* **Extracted text**
-=-=-
# Multiple Designation,Mentioned only Last held in ACS



## deepeshneo007 (Feb 6, 2014)

Hi Everyone,

I am desperately seeking guidance on a very odd sounding problem. I received my 189 Visa invitation on 12 May for Analyst Programmer Code.

My first job was for 3 years where i held 3 positions
1) Junior Research and Data Analyst (1st year)
2) Sr. Research and Data Analyst (2nd year)
3) Analytics Specialist (last year)

In my ACS assessment , I only mentioned my last designation Analytics Specialist and my entire 3 year of work ex has been credit to that. Moreover, the wording of that letter inadvertently indicate i held that same position for 3 years.

Now the problem I am facing is while submitting proof to the CO, it will be very clear from joining letter/salary slip/ tax form that i did not hold the same position the entire period.My reference letter which i was thinking of submitting to CO (same as that submitted to ACS) will indicate otherwise

What should i do know? 

The only help i can get from my company is to get the exact same reference letter with the wording "last held" position. Will that help?
-=-=-
* **Dataset content**

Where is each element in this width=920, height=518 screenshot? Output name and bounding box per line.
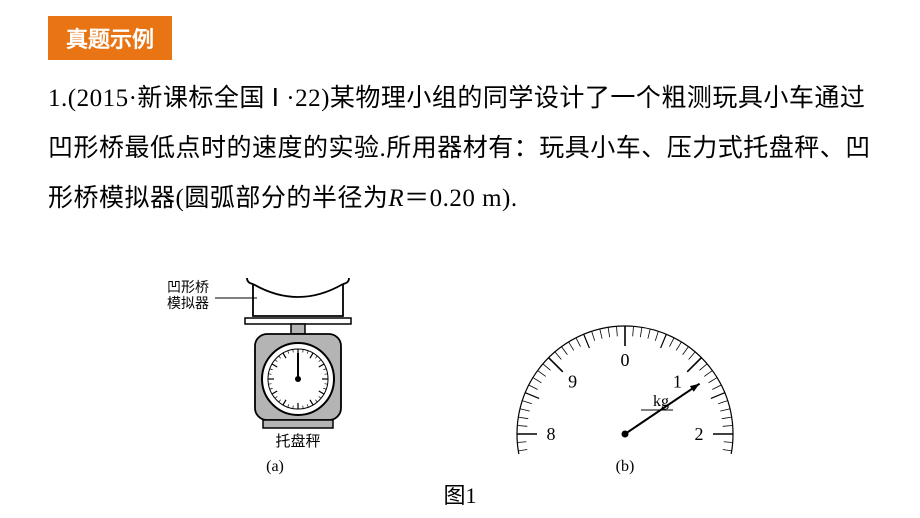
svg-text:8: 8 [547,424,556,444]
svg-text:凹形桥: 凹形桥 [167,280,209,296]
svg-text:模拟器: 模拟器 [167,296,209,312]
problem-statement: 1.(2015·新课标全国 Ⅰ ·22)某物理小组的同学设计了一个粗测玩具小车通… [48,74,872,224]
figure-a-sublabel: (a) [266,458,284,476]
scale-diagram: 凹形桥模拟器托盘秤 [165,274,385,454]
figure-a: 凹形桥模拟器托盘秤 (a) [165,274,385,476]
svg-text:2: 2 [695,424,704,444]
figure-b-sublabel: (b) [616,458,635,476]
dial-diagram: 8 9 0 1 2 kg [495,304,755,454]
svg-text:kg: kg [653,393,669,410]
figure-caption: 图1 [0,478,920,510]
figure-block: 凹形桥模拟器托盘秤 (a) 8 9 0 1 2 kg (b) 图1 [0,274,920,510]
figure-b: 8 9 0 1 2 kg (b) [495,304,755,476]
svg-text:托盘秤: 托盘秤 [275,432,320,450]
section-badge: 真题示例 [48,16,172,60]
svg-text:9: 9 [568,372,577,392]
svg-text:1: 1 [673,372,682,392]
svg-text:0: 0 [621,350,630,370]
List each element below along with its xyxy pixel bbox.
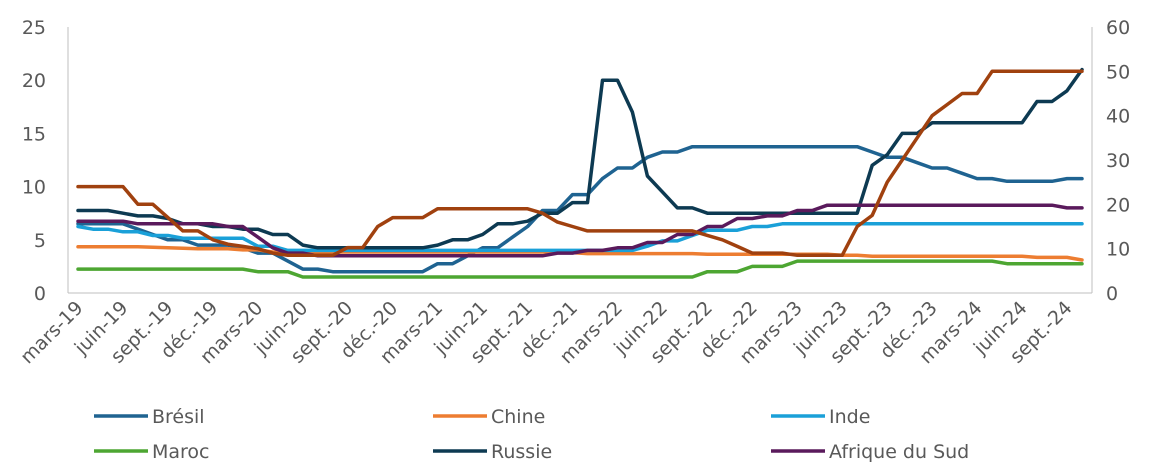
left-tick-label: 0 (34, 283, 46, 305)
series-line-afrique-du-sud (76, 203, 1084, 258)
legend-label: Russie (491, 441, 552, 462)
legend-label: Afrique du Sud (829, 441, 969, 462)
right-tick-label: 10 (1106, 239, 1130, 261)
legend-item: Inde (771, 406, 870, 428)
axes (67, 27, 1093, 294)
left-tick-label: 15 (22, 123, 46, 145)
legend-item: Maroc (94, 441, 210, 462)
right-tick-label: 0 (1106, 283, 1118, 305)
legend-item: Russie (433, 441, 552, 462)
legend-label: Inde (829, 406, 870, 428)
right-tick-label: 40 (1106, 106, 1130, 128)
plot-lines (76, 67, 1084, 279)
x-tick-label: mars-19 (16, 297, 87, 368)
series-line-russie (76, 67, 1084, 250)
legend-item: Brésil (94, 406, 205, 428)
legend-label: Maroc (152, 441, 210, 462)
series-line-maroc (76, 259, 1084, 279)
legend-label: Brésil (152, 406, 205, 428)
legend-label: Chine (491, 406, 545, 428)
left-tick-label: 20 (22, 70, 46, 92)
right-tick-label: 50 (1106, 61, 1130, 83)
left-tick-label: 10 (22, 177, 46, 199)
right-tick-label: 60 (1106, 17, 1130, 39)
left-tick-label: 5 (34, 230, 46, 252)
legend-item: Afrique du Sud (771, 441, 969, 462)
legend-item: Chine (433, 406, 545, 428)
right-axis-ticks: 0 10 20 30 40 50 60 (1106, 17, 1130, 305)
x-axis-ticks: mars-19juin-19sept.-19déc.-19mars-20juin… (16, 297, 1076, 368)
legend: Brésil Chine Inde Maroc Russie Afrique du Sud (94, 406, 969, 462)
right-tick-label: 20 (1106, 194, 1130, 216)
left-axis-ticks: 0 5 10 15 20 25 (22, 17, 46, 305)
left-tick-label: 25 (22, 17, 46, 39)
series-line-right-axis (76, 69, 1084, 258)
right-tick-label: 30 (1106, 150, 1130, 172)
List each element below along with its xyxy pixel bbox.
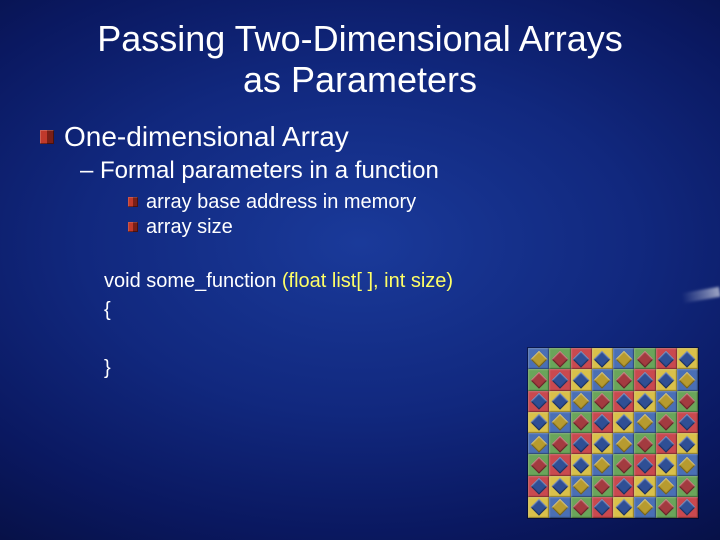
pattern-cell: [656, 348, 677, 369]
pattern-cell: [571, 391, 592, 412]
pattern-cell: [613, 348, 634, 369]
pattern-cell: [613, 497, 634, 518]
bullet-l3b-text: array size: [146, 216, 233, 239]
pattern-cell: [677, 476, 698, 497]
pattern-cell: [613, 412, 634, 433]
pattern-cell: [613, 454, 634, 475]
slide: Passing Two-Dimensional Arrays as Parame…: [0, 0, 720, 540]
pattern-cell: [571, 497, 592, 518]
pattern-cell: [677, 369, 698, 390]
pattern-cell: [549, 391, 570, 412]
pattern-cell: [656, 369, 677, 390]
bullet-l3a-text: array base address in memory: [146, 191, 416, 214]
pattern-cell: [571, 348, 592, 369]
pattern-cell: [549, 369, 570, 390]
pattern-cell: [656, 433, 677, 454]
pattern-cell: [592, 476, 613, 497]
pattern-cell: [677, 348, 698, 369]
pattern-cell: [528, 476, 549, 497]
pattern-cell: [656, 412, 677, 433]
pattern-cell: [613, 369, 634, 390]
pattern-cell: [592, 369, 613, 390]
pattern-cell: [528, 433, 549, 454]
pattern-cell: [656, 476, 677, 497]
pattern-cell: [634, 369, 655, 390]
pattern-cell: [571, 433, 592, 454]
pattern-cell: [634, 497, 655, 518]
slide-content: One-dimensional Array – Formal parameter…: [0, 101, 720, 383]
pattern-cell: [549, 433, 570, 454]
bullet-level-3: array size: [128, 216, 720, 239]
pattern-cell: [634, 433, 655, 454]
pattern-cell: [528, 369, 549, 390]
pattern-cell: [549, 497, 570, 518]
pattern-cell: [592, 497, 613, 518]
pattern-cell: [528, 454, 549, 475]
pattern-cell: [677, 391, 698, 412]
square-bullet-small-icon: [128, 197, 138, 207]
pattern-cell: [549, 454, 570, 475]
pattern-cell: [592, 454, 613, 475]
pattern-cell: [656, 497, 677, 518]
pattern-cell: [634, 454, 655, 475]
pattern-cell: [656, 454, 677, 475]
pattern-cell: [528, 348, 549, 369]
pattern-cell: [571, 454, 592, 475]
pattern-cell: [613, 433, 634, 454]
pattern-cell: [549, 476, 570, 497]
pattern-cell: [571, 369, 592, 390]
pattern-cell: [677, 497, 698, 518]
bullet-level-1: One-dimensional Array: [40, 121, 720, 153]
pattern-cell: [677, 454, 698, 475]
pattern-cell: [613, 391, 634, 412]
code-line-brace-open: {: [104, 296, 720, 325]
pattern-cell: [613, 476, 634, 497]
code-params: (float list[ ], int size): [282, 270, 453, 292]
pattern-cell: [528, 497, 549, 518]
title-line-1: Passing Two-Dimensional Arrays: [97, 18, 623, 59]
pattern-cell: [634, 391, 655, 412]
decorative-pattern-image: [528, 348, 698, 518]
bullet-l1-text: One-dimensional Array: [64, 121, 349, 153]
pattern-cell: [592, 348, 613, 369]
square-bullet-icon: [40, 130, 54, 144]
pattern-cell: [592, 412, 613, 433]
pattern-cell: [592, 391, 613, 412]
pattern-cell: [656, 391, 677, 412]
slide-title: Passing Two-Dimensional Arrays as Parame…: [0, 18, 720, 101]
code-line-signature: void some_function (float list[ ], int s…: [104, 267, 720, 296]
pattern-cell: [528, 391, 549, 412]
title-line-2: as Parameters: [243, 59, 477, 100]
pattern-cell: [571, 476, 592, 497]
square-bullet-small-icon: [128, 222, 138, 232]
pattern-cell: [528, 412, 549, 433]
bullet-l2-text: – Formal parameters in a function: [80, 157, 439, 184]
pattern-cell: [549, 348, 570, 369]
pattern-cell: [634, 348, 655, 369]
pattern-cell: [571, 412, 592, 433]
pattern-cell: [634, 412, 655, 433]
bullet-level-3: array base address in memory: [128, 191, 720, 214]
pattern-cell: [677, 433, 698, 454]
code-fn: void some_function: [104, 270, 282, 292]
pattern-cell: [634, 476, 655, 497]
pattern-cell: [677, 412, 698, 433]
pattern-cell: [592, 433, 613, 454]
pattern-cell: [549, 412, 570, 433]
bullet-level-2: – Formal parameters in a function: [80, 157, 720, 185]
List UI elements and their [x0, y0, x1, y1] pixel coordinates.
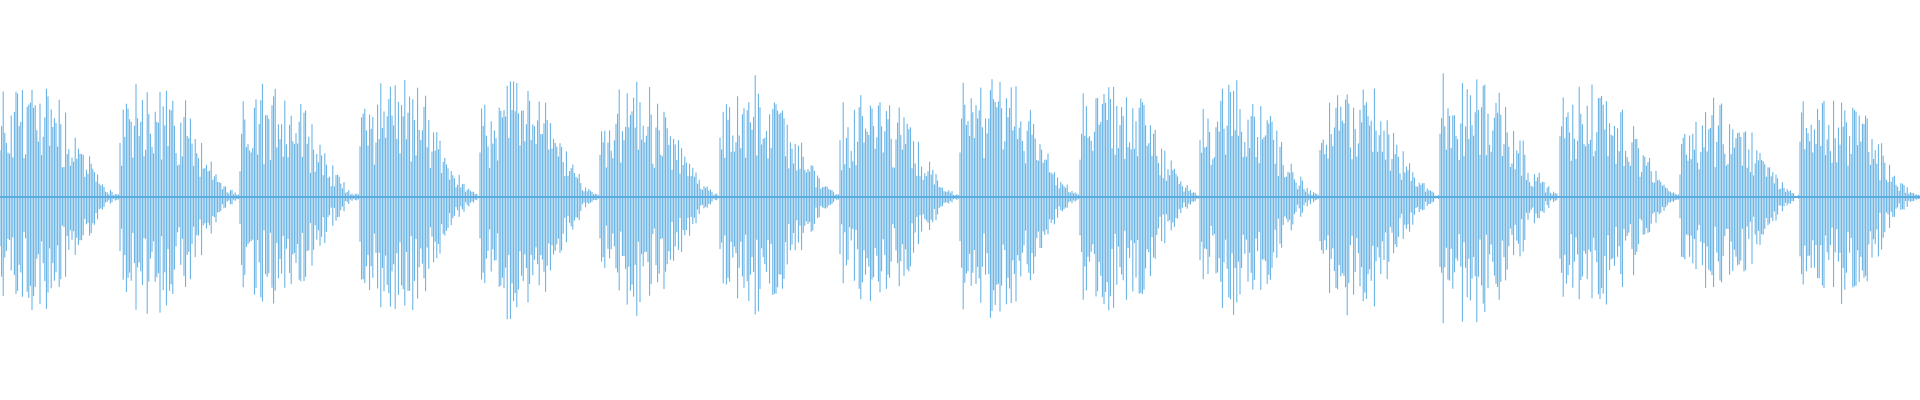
-=-=-
* **Challenges**
1 > In the forum post about the ACS assessment, which designation did the poster list in that assessment?
2 > Continue the forum post about the ACS assessment from its last sentence.

* **Exercise answers**
1 > Analytics Specialist

2 >
Please help me guys ! ray:


----------



## Anitha33 (Jul 24, 2015)

Hello Deepesh,

I came across your post and am in the same position as well. Wherein for ACS has only my last designation was considered , but confused if I have to submit a split of actual designation in EOI. Could you clarify based on your experience ?

Thanks,
Anitha


----------



## rohitszone (Feb 5, 2015)

Hello, 

I don't think that's a problem if I understand your question correctly.

I'm joined a firm with designation as Software Engineer, But when I was giving it to DIBP I stated it as Senior Software Engineer, Because that is what I held while leaving the org, you're relieving would be stating the same.

If you're unclear or If I have understood you're wrongly please drop me a mail, I would like to make it clear for you.




deepeshneo007 said:


> Hi Everyone,
> 
> I am desperately seeking guidance on a very odd sounding problem. I received my 189 Visa invitation on 12 May for Analyst Programmer Code.
> 
> ...


----------



## Anitha33 (Jul 24, 2015)

Thanks for your response,
My case is , I have been in the same organisation for the last 5 years.

I have had two promotions here .
Actual ,: 
Year1 - year2 -> system engineer
Year 2- year3 -> technology analyst
Year4-year5 -,> technology lead

Acs result : considered only recent position 

Year1 - year2 -> technology lead
Year 2- year3 -> technology lead
Year4-year5 -,> technology lead

I have given my EOI as per acs now and await an invite. Should I correct this or just leave it ? 

My responsibilities are the same for all 3 designations above and my current position is as per acs letter .

Is that fine ? Or will the immigration authorities consider this as misleading or wrong information ? 

Thanks


----------



## spark92 (Nov 8, 2010)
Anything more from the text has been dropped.